RECORDED DATA
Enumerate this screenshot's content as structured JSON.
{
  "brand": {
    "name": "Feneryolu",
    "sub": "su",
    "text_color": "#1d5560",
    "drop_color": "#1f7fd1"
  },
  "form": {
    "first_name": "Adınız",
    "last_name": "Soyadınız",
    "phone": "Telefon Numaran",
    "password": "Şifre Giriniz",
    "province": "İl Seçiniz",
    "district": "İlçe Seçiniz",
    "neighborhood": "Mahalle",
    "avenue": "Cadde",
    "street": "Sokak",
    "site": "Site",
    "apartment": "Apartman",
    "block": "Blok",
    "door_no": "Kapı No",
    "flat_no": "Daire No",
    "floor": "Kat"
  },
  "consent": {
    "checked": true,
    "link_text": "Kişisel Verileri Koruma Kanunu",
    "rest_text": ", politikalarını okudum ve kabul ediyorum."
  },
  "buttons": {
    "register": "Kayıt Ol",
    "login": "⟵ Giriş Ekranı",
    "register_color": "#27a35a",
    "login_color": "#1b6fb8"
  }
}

EXERCISE GOAL
Write out all the records above again, exactly as they stand.

CORRECT RESULT
Enumerate this screenshot's content as structured JSON.
{
  "brand": {
    "name": "Feneryolu",
    "sub": "su",
    "text_color": "#1d5560",
    "drop_color": "#1f7fd1"
  },
  "form": {
    "first_name": "Adınız",
    "last_name": "Soyadınız",
    "phone": "Telefon Numaran",
    "password": "Şifre Giriniz",
    "province": "İl Seçiniz",
    "district": "İlçe Seçiniz",
    "neighborhood": "Mahalle",
    "avenue": "Cadde",
    "street": "Sokak",
    "site": "Site",
    "apartment": "Apartman",
    "block": "Blok",
    "door_no": "Kapı No",
    "flat_no": "Daire No",
    "floor": "Kat"
  },
  "consent": {
    "checked": true,
    "link_text": "Kişisel Verileri Koruma Kanunu",
    "rest_text": ", politikalarını okudum ve kabul ediyorum."
  },
  "buttons": {
    "register": "Kayıt Ol",
    "login": "⟵ Giriş Ekranı",
    "register_color": "#27a35a",
    "login_color": "#1b6fb8"
  }
}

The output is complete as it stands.